## Begin EXTRACTED RECORDS

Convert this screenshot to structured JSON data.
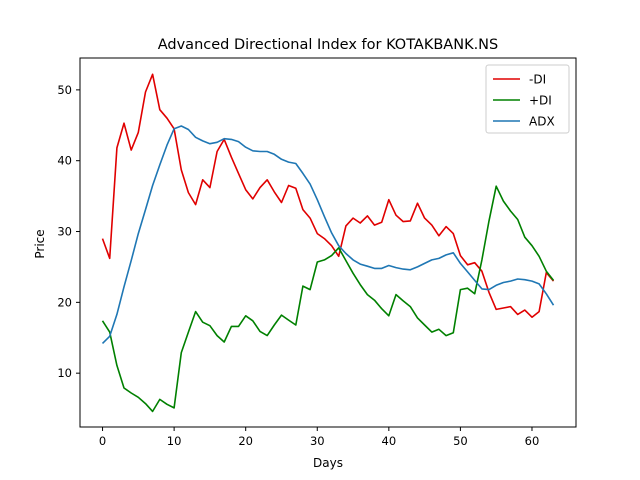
{
  "chart_data": {
    "type": "line",
    "title": "Advanced Directional Index for KOTAKBANK.NS",
    "xlabel": "Days",
    "ylabel": "Price",
    "xlim": [
      -3.15,
      66.15
    ],
    "ylim": [
      2.4,
      54.5
    ],
    "xticks": [
      0,
      10,
      20,
      30,
      40,
      50,
      60
    ],
    "yticks": [
      10,
      20,
      30,
      40,
      50
    ],
    "grid": false,
    "legend": "top-right",
    "series": [
      {
        "name": "-DI",
        "color": "#e00000",
        "x": [
          0,
          1,
          2,
          3,
          4,
          5,
          6,
          7,
          8,
          9,
          10,
          11,
          12,
          13,
          14,
          15,
          16,
          17,
          18,
          19,
          20,
          21,
          22,
          23,
          24,
          25,
          26,
          27,
          28,
          29,
          30,
          31,
          32,
          33,
          34,
          35,
          36,
          37,
          38,
          39,
          40,
          41,
          42,
          43,
          44,
          45,
          46,
          47,
          48,
          49,
          50,
          51,
          52,
          53,
          54,
          55,
          56,
          57,
          58,
          59,
          60,
          61,
          62,
          63
        ],
        "values": [
          29.0,
          26.2,
          41.8,
          45.3,
          41.5,
          44.0,
          49.7,
          52.2,
          47.2,
          46.0,
          44.5,
          38.7,
          35.5,
          33.8,
          37.3,
          36.2,
          41.3,
          43.0,
          40.5,
          38.2,
          35.9,
          34.6,
          36.2,
          37.3,
          35.6,
          34.1,
          36.5,
          36.1,
          33.1,
          31.9,
          29.7,
          29.0,
          28.0,
          26.5,
          30.8,
          31.9,
          31.2,
          32.2,
          30.9,
          31.3,
          34.5,
          32.3,
          31.4,
          31.5,
          34.0,
          31.9,
          30.9,
          29.4,
          30.7,
          29.7,
          26.6,
          25.3,
          25.6,
          24.4,
          21.4,
          19.0,
          19.2,
          19.4,
          18.3,
          18.9,
          17.9,
          18.7,
          24.2,
          23.0
        ]
      },
      {
        "name": "+DI",
        "color": "#008000",
        "x": [
          0,
          1,
          2,
          3,
          4,
          5,
          6,
          7,
          8,
          9,
          10,
          11,
          12,
          13,
          14,
          15,
          16,
          17,
          18,
          19,
          20,
          21,
          22,
          23,
          24,
          25,
          26,
          27,
          28,
          29,
          30,
          31,
          32,
          33,
          34,
          35,
          36,
          37,
          38,
          39,
          40,
          41,
          42,
          43,
          44,
          45,
          46,
          47,
          48,
          49,
          50,
          51,
          52,
          53,
          54,
          55,
          56,
          57,
          58,
          59,
          60,
          61,
          62,
          63
        ],
        "values": [
          17.4,
          15.8,
          11.1,
          7.9,
          7.2,
          6.6,
          5.7,
          4.6,
          6.3,
          5.6,
          5.1,
          12.9,
          15.8,
          18.7,
          17.2,
          16.7,
          15.3,
          14.4,
          16.6,
          16.6,
          18.1,
          17.4,
          15.9,
          15.3,
          16.8,
          18.2,
          17.5,
          16.8,
          22.3,
          21.8,
          25.7,
          26.0,
          26.6,
          27.7,
          25.9,
          24.1,
          22.5,
          21.1,
          20.3,
          19.1,
          18.1,
          21.1,
          20.2,
          19.4,
          17.8,
          16.8,
          15.8,
          16.2,
          15.3,
          15.7,
          21.8,
          22.0,
          21.2,
          26.0,
          31.5,
          36.4,
          34.3,
          32.9,
          31.7,
          29.2,
          28.0,
          26.5,
          24.4,
          23.1
        ]
      },
      {
        "name": "ADX",
        "color": "#1f77b4",
        "x": [
          0,
          1,
          2,
          3,
          4,
          5,
          6,
          7,
          8,
          9,
          10,
          11,
          12,
          13,
          14,
          15,
          16,
          17,
          18,
          19,
          20,
          21,
          22,
          23,
          24,
          25,
          26,
          27,
          28,
          29,
          30,
          31,
          32,
          33,
          34,
          35,
          36,
          37,
          38,
          39,
          40,
          41,
          42,
          43,
          44,
          45,
          46,
          47,
          48,
          49,
          50,
          51,
          52,
          53,
          54,
          55,
          56,
          57,
          58,
          59,
          60,
          61,
          62,
          63
        ],
        "values": [
          14.2,
          15.2,
          18.3,
          22.2,
          25.9,
          29.7,
          33.1,
          36.5,
          39.4,
          42.2,
          44.5,
          44.9,
          44.4,
          43.3,
          42.8,
          42.4,
          42.6,
          43.1,
          43.0,
          42.7,
          41.9,
          41.4,
          41.3,
          41.3,
          40.9,
          40.2,
          39.8,
          39.6,
          38.2,
          36.7,
          34.5,
          32.1,
          29.8,
          28.0,
          26.9,
          26.0,
          25.4,
          25.1,
          24.8,
          24.8,
          25.2,
          24.9,
          24.7,
          24.6,
          25.0,
          25.5,
          26.0,
          26.2,
          26.7,
          27.0,
          25.5,
          24.3,
          23.1,
          21.9,
          21.8,
          22.4,
          22.8,
          23.0,
          23.3,
          23.2,
          23.0,
          22.6,
          21.2,
          19.6
        ]
      }
    ]
  }
}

## End EXTRACTED RECORDS

→ **PROBLEM DETAILS**
List the lines of the entries that include "color".

→ **WRITTEN SOLUTION**
        "color": "#e00000",
        "color": "#008000",
        "color": "#1f77b4",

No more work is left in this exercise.